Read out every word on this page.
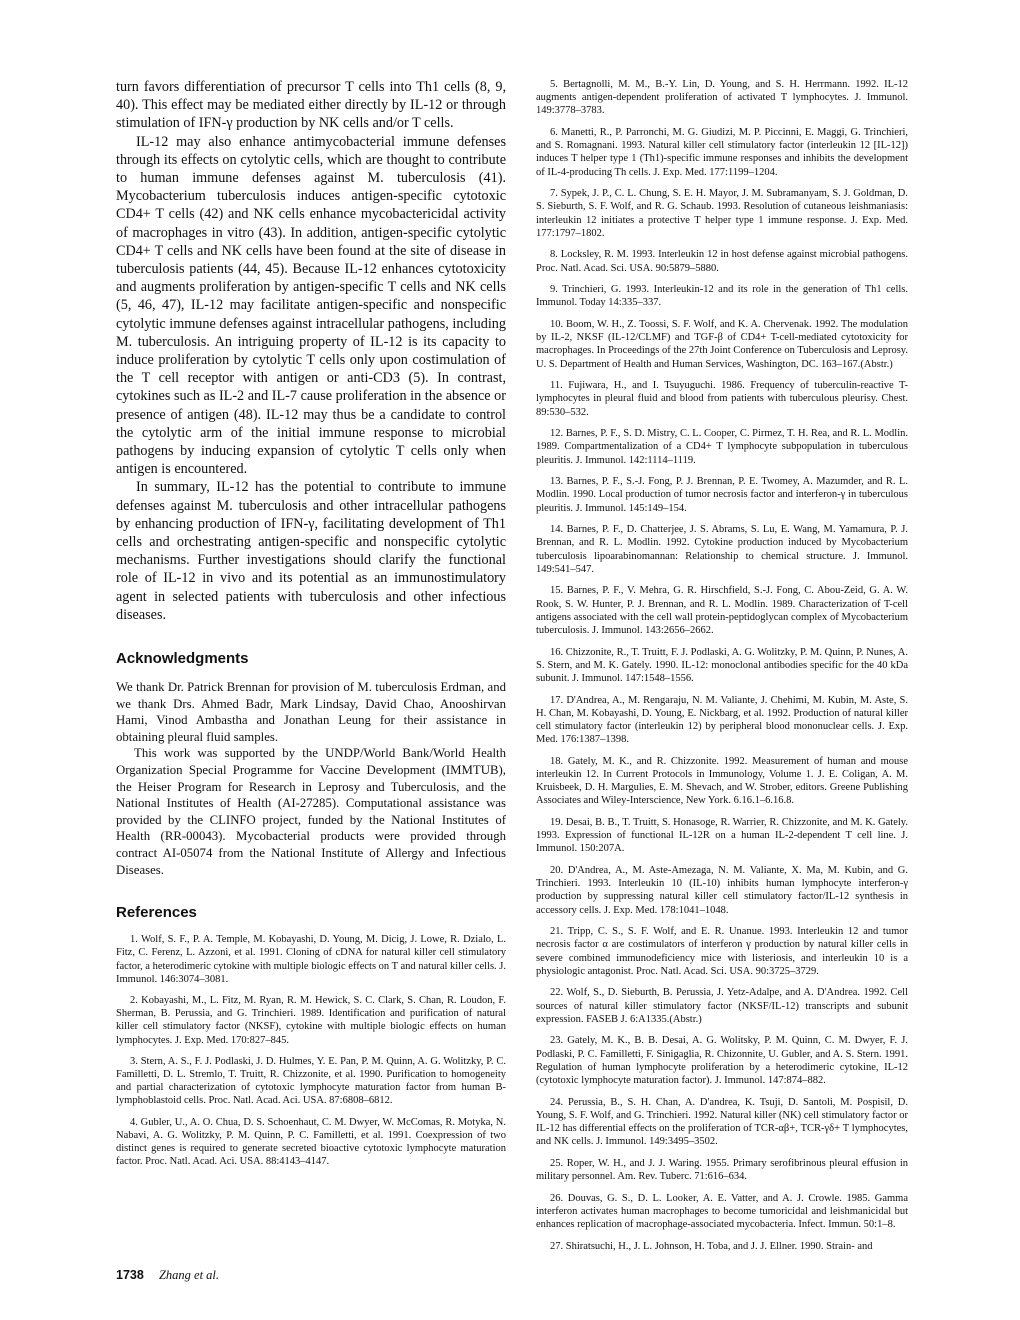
turn favors differentiation of precursor T cells into Th1 cells (8, 9, 40). This effect may be mediated either directly by IL-12 or through stimulation of IFN-γ production by NK cells and/or T cells.

IL-12 may also enhance antimycobacterial immune defenses through its effects on cytolytic cells, which are thought to contribute to human immune defenses against M. tuberculosis (41). Mycobacterium tuberculosis induces antigen-specific cytotoxic CD4+ T cells (42) and NK cells enhance mycobactericidal activity of macrophages in vitro (43). In addition, antigen-specific cytolytic CD4+ T cells and NK cells have been found at the site of disease in tuberculosis patients (44, 45). Because IL-12 enhances cytotoxicity and augments proliferation by antigen-specific T cells and NK cells (5, 46, 47), IL-12 may facilitate antigen-specific and nonspecific cytolytic immune defenses against intracellular pathogens, including M. tuberculosis. An intriguing property of IL-12 is its capacity to induce proliferation by cytolytic T cells only upon costimulation of the T cell receptor with antigen or anti-CD3 (5). In contrast, cytokines such as IL-2 and IL-7 cause proliferation in the absence or presence of antigen (48). IL-12 may thus be a candidate to control the cytolytic arm of the initial immune response to microbial pathogens by inducing expansion of cytolytic T cells only when antigen is encountered.

In summary, IL-12 has the potential to contribute to immune defenses against M. tuberculosis and other intracellular pathogens by enhancing production of IFN-γ, facilitating development of Th1 cells and orchestrating antigen-specific and nonspecific cytolytic mechanisms. Further investigations should clarify the functional role of IL-12 in vivo and its potential as an immunostimulatory agent in selected patients with tuberculosis and other infectious diseases.

Acknowledgments

We thank Dr. Patrick Brennan for provision of M. tuberculosis Erdman, and we thank Drs. Ahmed Badr, Mark Lindsay, David Chao, Anooshirvan Hami, Vinod Ambastha and Jonathan Leung for their assistance in obtaining pleural fluid samples.

This work was supported by the UNDP/World Bank/World Health Organization Special Programme for Vaccine Development (IMMTUB), the Heiser Program for Research in Leprosy and Tuberculosis, and the National Institutes of Health (AI-27285). Computational assistance was provided by the CLINFO project, funded by the National Institutes of Health (RR-00043). Mycobacterial products were provided through contract AI-05074 from the National Institute of Allergy and Infectious Diseases.

References

1. Wolf, S. F., P. A. Temple, M. Kobayashi, D. Young, M. Dicig, J. Lowe, R. Dzialo, L. Fitz, C. Ferenz, L. Azzoni, et al. 1991. Cloning of cDNA for natural killer cell stimulatory factor, a heterodimeric cytokine with multiple biologic effects on T and natural killer cells. J. Immunol. 146:3074–3081.

2. Kobayashi, M., L. Fitz, M. Ryan, R. M. Hewick, S. C. Clark, S. Chan, R. Loudon, F. Sherman, B. Perussia, and G. Trinchieri. 1989. Identification and purification of natural killer cell stimulatory factor (NKSF), cytokine with multiple biologic effects on human lymphocytes. J. Exp. Med. 170:827–845.

3. Stern, A. S., F. J. Podlaski, J. D. Hulmes, Y. E. Pan, P. M. Quinn, A. G. Wolitzky, P. C. Familletti, D. L. Stremlo, T. Truitt, R. Chizzonite, et al. 1990. Purification to homogeneity and partial characterization of cytotoxic lymphocyte maturation factor from human B-lymphoblastoid cells. Proc. Natl. Acad. Aci. USA. 87:6808–6812.

4. Gubler, U., A. O. Chua, D. S. Schoenhaut, C. M. Dwyer, W. McComas, R. Motyka, N. Nabavi, A. G. Wolitzky, P. M. Quinn, P. C. Familletti, et al. 1991. Coexpression of two distinct genes is required to generate secreted bioactive cytotoxic lymphocyte maturation factor. Proc. Natl. Acad. Aci. USA. 88:4143–4147.

5. Bertagnolli, M. M., B.-Y. Lin, D. Young, and S. H. Herrmann. 1992. IL-12 augments antigen-dependent proliferation of activated T lymphocytes. J. Immunol. 149:3778–3783.

6. Manetti, R., P. Parronchi, M. G. Giudizi, M. P. Piccinni, E. Maggi, G. Trinchieri, and S. Romagnani. 1993. Natural killer cell stimulatory factor (interleukin 12 [IL-12]) induces T helper type 1 (Th1)-specific immune responses and inhibits the development of IL-4-producing Th cells. J. Exp. Med. 177:1199–1204.

7. Sypek, J. P., C. L. Chung, S. E. H. Mayor, J. M. Subramanyam, S. J. Goldman, D. S. Sieburth, S. F. Wolf, and R. G. Schaub. 1993. Resolution of cutaneous leishmaniasis: interleukin 12 initiates a protective T helper type 1 immune response. J. Exp. Med. 177:1797–1802.

8. Locksley, R. M. 1993. Interleukin 12 in host defense against microbial pathogens. Proc. Natl. Acad. Sci. USA. 90:5879–5880.

9. Trinchieri, G. 1993. Interleukin-12 and its role in the generation of Th1 cells. Immunol. Today 14:335–337.

10. Boom, W. H., Z. Toossi, S. F. Wolf, and K. A. Chervenak. 1992. The modulation by IL-2, NKSF (IL-12/CLMF) and TGF-β of CD4+ T-cell-mediated cytotoxicity for macrophages. In Proceedings of the 27th Joint Conference on Tuberculosis and Leprosy. U. S. Department of Health and Human Services, Washington, DC. 163–167.(Abstr.)

11. Fujiwara, H., and I. Tsuyuguchi. 1986. Frequency of tuberculin-reactive T-lymphocytes in pleural fluid and blood from patients with tuberculous pleurisy. Chest. 89:530–532.

12. Barnes, P. F., S. D. Mistry, C. L. Cooper, C. Pirmez, T. H. Rea, and R. L. Modlin. 1989. Compartmentalization of a CD4+ T lymphocyte subpopulation in tuberculous pleuritis. J. Immunol. 142:1114–1119.

13. Barnes, P. F., S.-J. Fong, P. J. Brennan, P. E. Twomey, A. Mazumder, and R. L. Modlin. 1990. Local production of tumor necrosis factor and interferon-γ in tuberculous pleuritis. J. Immunol. 145:149–154.

14. Barnes, P. F., D. Chatterjee, J. S. Abrams, S. Lu, E. Wang, M. Yamamura, P. J. Brennan, and R. L. Modlin. 1992. Cytokine production induced by Mycobacterium tuberculosis lipoarabinomannan: Relationship to chemical structure. J. Immunol. 149:541–547.

15. Barnes, P. F., V. Mehra, G. R. Hirschfield, S.-J. Fong, C. Abou-Zeid, G. A. W. Rook, S. W. Hunter, P. J. Brennan, and R. L. Modlin. 1989. Characterization of T-cell antigens associated with the cell wall protein-peptidoglycan complex of Mycobacterium tuberculosis. J. Immunol. 143:2656–2662.

16. Chizzonite, R., T. Truitt, F. J. Podlaski, A. G. Wolitzky, P. M. Quinn, P. Nunes, A. S. Stern, and M. K. Gately. 1990. IL-12: monoclonal antibodies specific for the 40 kDa subunit. J. Immunol. 147:1548–1556.

17. D'Andrea, A., M. Rengaraju, N. M. Valiante, J. Chehimi, M. Kubin, M. Aste, S. H. Chan, M. Kobayashi, D. Young, E. Nickbarg, et al. 1992. Production of natural killer cell stimulatory factor (interleukin 12) by peripheral blood mononuclear cells. J. Exp. Med. 176:1387–1398.

18. Gately, M. K., and R. Chizzonite. 1992. Measurement of human and mouse interleukin 12. In Current Protocols in Immunology, Volume 1. J. E. Coligan, A. M. Kruisbeek, D. H. Margulies, E. M. Shevach, and W. Strober, editors. Greene Publishing Associates and Wiley-Interscience, New York. 6.16.1–6.16.8.

19. Desai, B. B., T. Truitt, S. Honasoge, R. Warrier, R. Chizzonite, and M. K. Gately. 1993. Expression of functional IL-12R on a human IL-2-dependent T cell line. J. Immunol. 150:207A.

20. D'Andrea, A., M. Aste-Amezaga, N. M. Valiante, X. Ma, M. Kubin, and G. Trinchieri. 1993. Interleukin 10 (IL-10) inhibits human lymphocyte interferon-γ production by suppressing natural killer cell stimulatory factor/IL-12 synthesis in accessory cells. J. Exp. Med. 178:1041–1048.

21. Tripp, C. S., S. F. Wolf, and E. R. Unanue. 1993. Interleukin 12 and tumor necrosis factor α are costimulators of interferon γ production by natural killer cells in severe combined immunodeficiency mice with listeriosis, and interleukin 10 is a physiologic antagonist. Proc. Natl. Acad. Sci. USA. 90:3725–3729.

22. Wolf, S., D. Sieburth, B. Perussia, J. Yetz-Adalpe, and A. D'Andrea. 1992. Cell sources of natural killer stimulatory factor (NKSF/IL-12) transcripts and subunit expression. FASEB J. 6:A1335.(Abstr.)

23. Gately, M. K., B. B. Desai, A. G. Wolitsky, P. M. Quinn, C. M. Dwyer, F. J. Podlaski, P. C. Familletti, F. Sinigaglia, R. Chizonnite, U. Gubler, and A. S. Stern. 1991. Regulation of human lymphocyte proliferation by a heterodimeric cytokine, IL-12 (cytotoxic lymphocyte maturation factor). J. Immunol. 147:874–882.

24. Perussia, B., S. H. Chan, A. D'andrea, K. Tsuji, D. Santoli, M. Pospisil, D. Young, S. F. Wolf, and G. Trinchieri. 1992. Natural killer (NK) cell stimulatory factor or IL-12 has differential effects on the proliferation of TCR-αβ+, TCR-γδ+ T lymphocytes, and NK cells. J. Immunol. 149:3495–3502.

25. Roper, W. H., and J. J. Waring. 1955. Primary serofibrinous pleural effusion in military personnel. Am. Rev. Tuberc. 71:616–634.

26. Douvas, G. S., D. L. Looker, A. E. Vatter, and A. J. Crowle. 1985. Gamma interferon activates human macrophages to become tumoricidal and leishmanicidal but enhances replication of macrophage-associated mycobacteria. Infect. Immun. 50:1–8.

27. Shiratsuchi, H., J. L. Johnson, H. Toba, and J. J. Ellner. 1990. Strain- and

1738 Zhang et al.
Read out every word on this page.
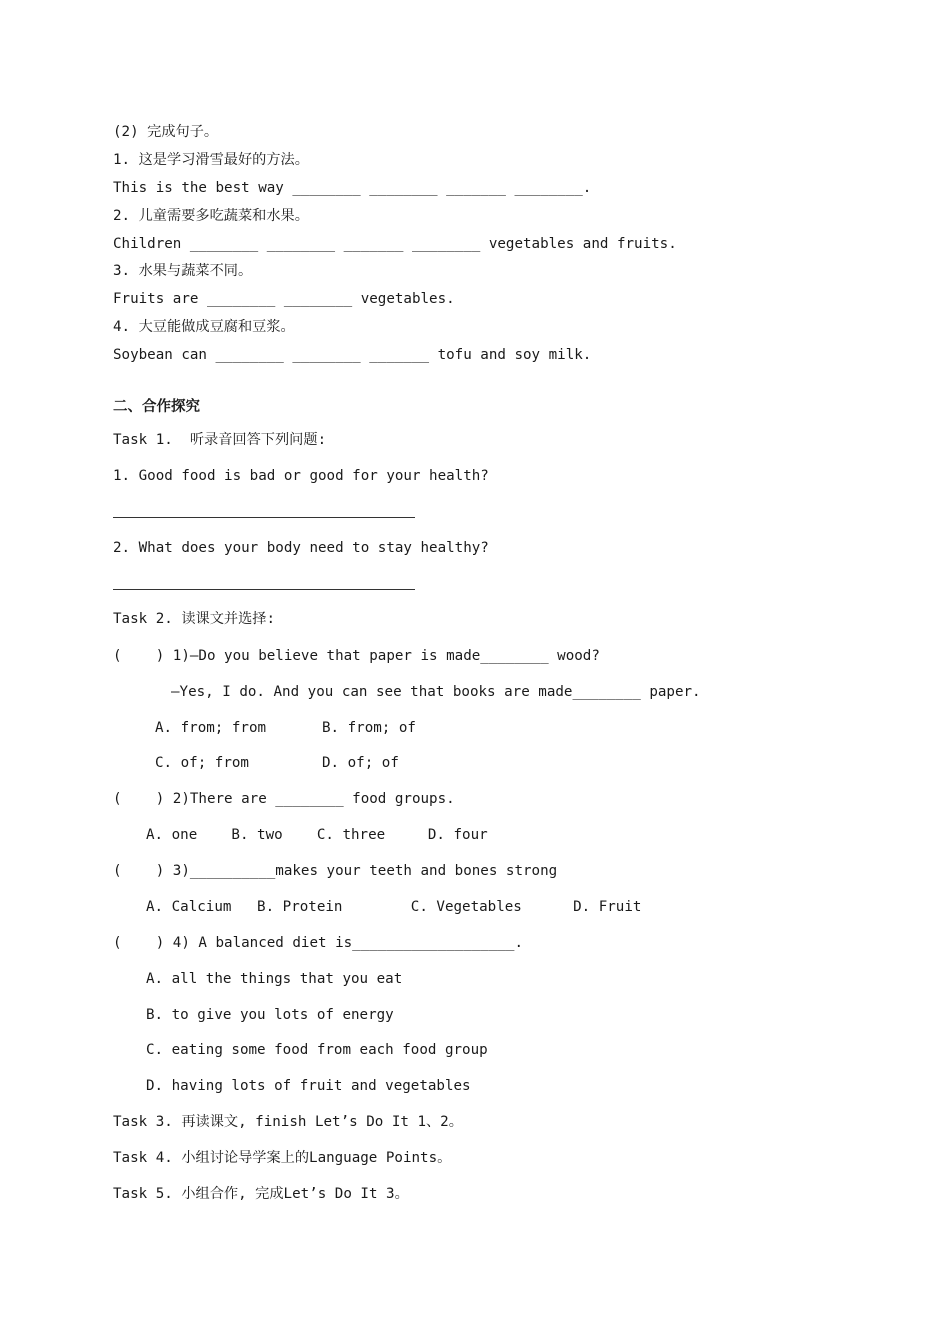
(2) 完成句子。
1. 这是学习滑雪最好的方法。
This is the best way ________ ________ _______ ________.
2. 儿童需要多吃蔬菜和水果。
Children ________ ________ _______ ________ vegetables and fruits.
3. 水果与蔬菜不同。
Fruits are ________ ________ vegetables.
4. 大豆能做成豆腐和豆浆。
Soybean can ________ ________ _______ tofu and soy milk.
二、合作探究
Task 1.  听录音回答下列问题:
1. Good food is bad or good for your health?
2. What does your body need to stay healthy?
Task 2. 读课文并选择:
(    ) 1)—Do you believe that paper is made________ wood?
—Yes, I do. And you can see that books are made________ paper.
A. from; from	B. from; of
C. of; from	D. of; of
(    ) 2)There are ________ food groups.
A. one    B. two    C. three     D. four
(    ) 3)__________makes your teeth and bones strong
A. Calcium   B. Protein        C. Vegetables      D. Fruit
(    ) 4) A balanced diet is___________________.
A. all the things that you eat
B. to give you lots of energy
C. eating some food from each food group
D. having lots of fruit and vegetables
Task 3. 再读课文, finish Let’s Do It 1、2。
Task 4. 小组讨论导学案上的Language Points。
Task 5. 小组合作, 完成Let’s Do It 3。
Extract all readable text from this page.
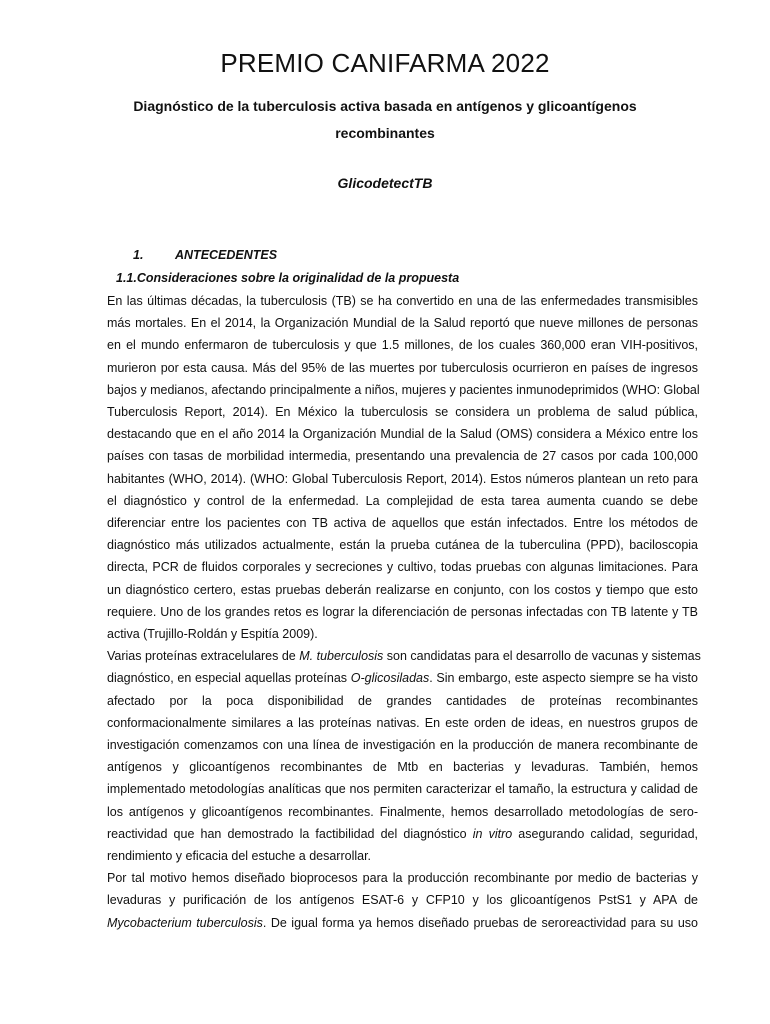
PREMIO CANIFARMA 2022
Diagnóstico de la tuberculosis activa basada en antígenos y glicoantígenos recombinantes
GlicodetectTB
1.	ANTECEDENTES
1.1.Consideraciones sobre la originalidad de la propuesta

En las últimas décadas, la tuberculosis (TB) se ha convertido en una de las enfermedades transmisibles
más mortales. En el 2014, la Organización Mundial de la Salud reportó que nueve millones de personas
en el mundo enfermaron de tuberculosis y que 1.5 millones, de los cuales 360,000 eran VIH-positivos,
murieron por esta causa. Más del 95% de las muertes por tuberculosis ocurrieron en países de ingresos
bajos y medianos, afectando principalmente a niños, mujeres y pacientes inmunodeprimidos (WHO: Global
Tuberculosis Report, 2014). En México la tuberculosis se considera un problema de salud pública,
destacando que en el año 2014 la Organización Mundial de la Salud (OMS) considera a México entre los
países con tasas de morbilidad intermedia, presentando una prevalencia de 27 casos por cada 100,000
habitantes (WHO, 2014). (WHO: Global Tuberculosis Report, 2014). Estos números plantean un reto para
el diagnóstico y control de la enfermedad. La complejidad de esta tarea aumenta cuando se debe
diferenciar entre los pacientes con TB activa de aquellos que están infectados. Entre los métodos de
diagnóstico más utilizados actualmente, están la prueba cutánea de la tuberculina (PPD), baciloscopia
directa, PCR de fluidos corporales y secreciones y cultivo, todas pruebas con algunas limitaciones. Para
un diagnóstico certero, estas pruebas deberán realizarse en conjunto, con los costos y tiempo que esto
requiere. Uno de los grandes retos es lograr la diferenciación de personas infectadas con TB latente y TB
activa (Trujillo-Roldán y Espitía 2009).

Varias proteínas extracelulares de M. tuberculosis son candidatas para el desarrollo de vacunas y sistemas
diagnóstico, en especial aquellas proteínas O-glicosiladas. Sin embargo, este aspecto siempre se ha visto
afectado por la poca disponibilidad de grandes cantidades de proteínas recombinantes
conformacionalmente similares a las proteínas nativas. En este orden de ideas, en nuestros grupos de
investigación comenzamos con una línea de investigación en la producción de manera recombinante de
antígenos y glicoantígenos recombinantes de Mtb en bacterias y levaduras. También, hemos
implementado metodologías analíticas que nos permiten caracterizar el tamaño, la estructura y calidad de
los antígenos y glicoantígenos recombinantes. Finalmente, hemos desarrollado metodologías de sero-
reactividad que han demostrado la factibilidad del diagnóstico in vitro asegurando calidad, seguridad,
rendimiento y eficacia del estuche a desarrollar.

Por tal motivo hemos diseñado bioprocesos para la producción recombinante por medio de bacterias y
levaduras y purificación de los antígenos ESAT-6 y CFP10 y los glicoantígenos PstS1 y APA de
Mycobacterium tuberculosis. De igual forma ya hemos diseñado pruebas de seroreactividad para su uso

Task directions – State how many lines in the records above contain the word "Desai". Write the number alone.

Written solution – 2